## WHAT TO WORK ON
Copy the records below exactly, omitting any pictures they contain.

[Start]

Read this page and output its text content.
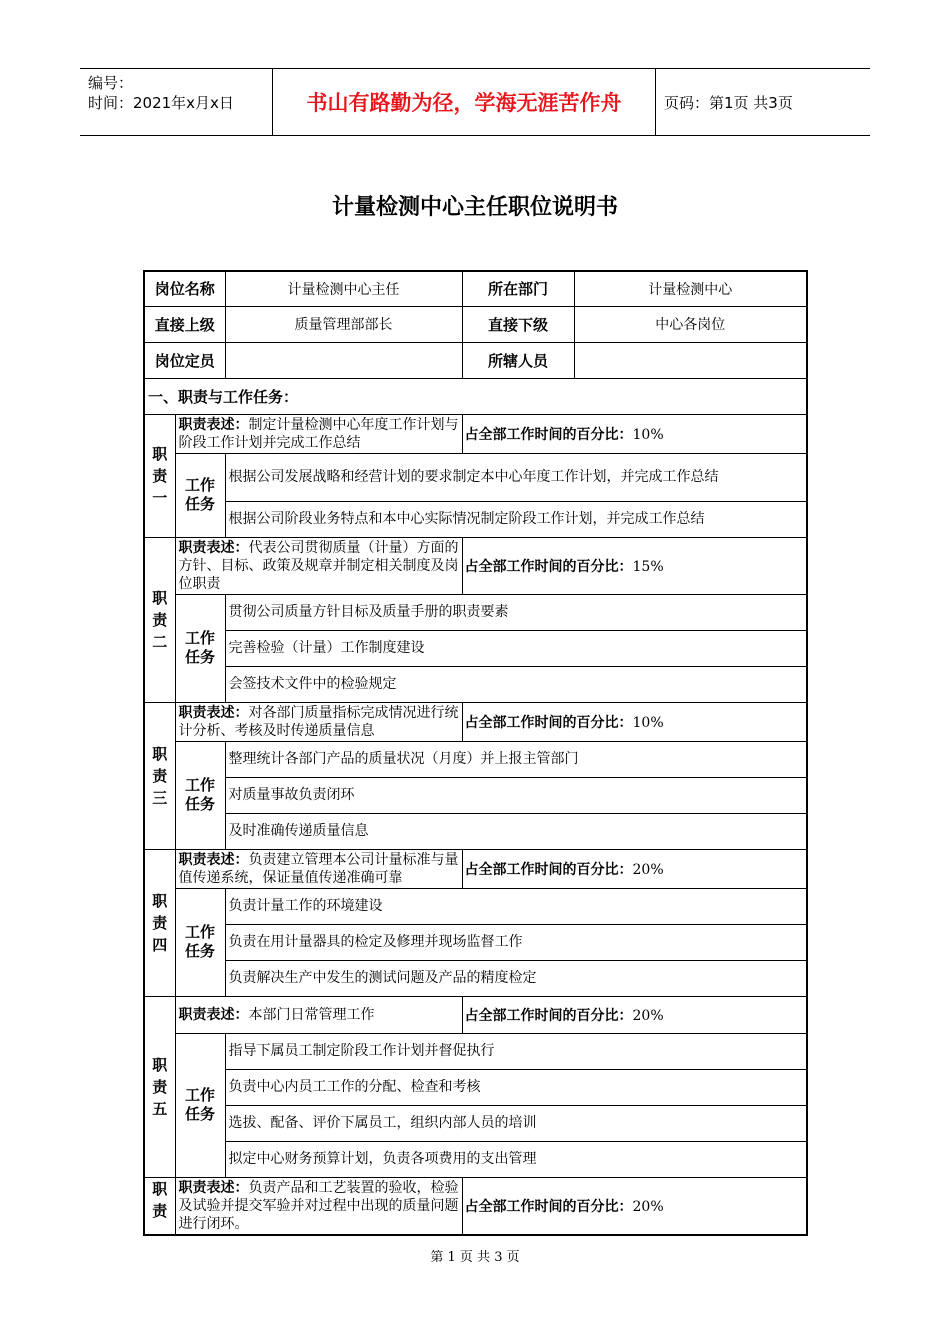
编号：
时间：2021年x月x日	书山有路勤为径，学海无涯苦作舟	页码：第1页 共3页
计量检测中心主任职位说明书
岗位名称		计量检测中心主任	所在部门	计量检测中心
直接上级		质量管理部部长	直接下级	中心各岗位
岗位定员			所辖人员	
一、职责与工作任务：				

职
责
一	职责表述：制定计量检测中心年度工作计划与阶段工作计划并完成工作总结		占全部工作时间的百分比：10%	
	工作
任务	根据公司发展战略和经营计划的要求制定本中心年度工作计划，并完成工作总结		
		根据公司阶段业务特点和本中心实际情况制定阶段工作计划，并完成工作总结		

职
责
二	职责表述：代表公司贯彻质量（计量）方面的方针、目标、政策及规章并制定相关制度及岗位职责		占全部工作时间的百分比：15%	
	工作
任务	贯彻公司质量方针目标及质量手册的职责要素		
		完善检验（计量）工作制度建设		
		会签技术文件中的检验规定		

职
责
三	职责表述：对各部门质量指标完成情况进行统计分析、考核及时传递质量信息		占全部工作时间的百分比：10%	
	工作
任务	整理统计各部门产品的质量状况（月度）并上报主管部门		
		对质量事故负责闭环		
		及时准确传递质量信息		

职
责
四	职责表述：负责建立管理本公司计量标准与量值传递系统，保证量值传递准确可靠		占全部工作时间的百分比：20%	
	工作
任务	负责计量工作的环境建设		
		负责在用计量器具的检定及修理并现场监督工作		
		负责解决生产中发生的测试问题及产品的精度检定		

职
责
五	职责表述：本部门日常管理工作		占全部工作时间的百分比：20%	
	工作
任务	指导下属员工制定阶段工作计划并督促执行		
		负责中心内员工工作的分配、检查和考核		
		选拔、配备、评价下属员工，组织内部人员的培训		
		拟定中心财务预算计划，负责各项费用的支出管理		

职
责	职责表述：负责产品和工艺装置的验收，检验及试验并提交军验并对过程中出现的质量问题进行闭环。		占全部工作时间的百分比：20%	
第 1 页 共 3 页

[End]

## ANSWER TO THIS PROBLEM
Read this page and output its text content.
编号：
时间：2021年x月x日	书山有路勤为径，学海无涯苦作舟	页码：第1页 共3页
计量检测中心主任职位说明书
岗位名称		计量检测中心主任	所在部门	计量检测中心
直接上级		质量管理部部长	直接下级	中心各岗位
岗位定员			所辖人员	
一、职责与工作任务：				

职
责
一	职责表述：制定计量检测中心年度工作计划与阶段工作计划并完成工作总结		占全部工作时间的百分比：10%	
	工作
任务	根据公司发展战略和经营计划的要求制定本中心年度工作计划，并完成工作总结		
		根据公司阶段业务特点和本中心实际情况制定阶段工作计划，并完成工作总结		

职
责
二	职责表述：代表公司贯彻质量（计量）方面的方针、目标、政策及规章并制定相关制度及岗位职责		占全部工作时间的百分比：15%	
	工作
任务	贯彻公司质量方针目标及质量手册的职责要素		
		完善检验（计量）工作制度建设		
		会签技术文件中的检验规定		

职
责
三	职责表述：对各部门质量指标完成情况进行统计分析、考核及时传递质量信息		占全部工作时间的百分比：10%	
	工作
任务	整理统计各部门产品的质量状况（月度）并上报主管部门		
		对质量事故负责闭环		
		及时准确传递质量信息		

职
责
四	职责表述：负责建立管理本公司计量标准与量值传递系统，保证量值传递准确可靠		占全部工作时间的百分比：20%	
	工作
任务	负责计量工作的环境建设		
		负责在用计量器具的检定及修理并现场监督工作		
		负责解决生产中发生的测试问题及产品的精度检定		

职
责
五	职责表述：本部门日常管理工作		占全部工作时间的百分比：20%	
	工作
任务	指导下属员工制定阶段工作计划并督促执行		
		负责中心内员工工作的分配、检查和考核		
		选拔、配备、评价下属员工，组织内部人员的培训		
		拟定中心财务预算计划，负责各项费用的支出管理		

职
责	职责表述：负责产品和工艺装置的验收，检验及试验并提交军验并对过程中出现的质量问题进行闭环。		占全部工作时间的百分比：20%	
第 1 页 共 3 页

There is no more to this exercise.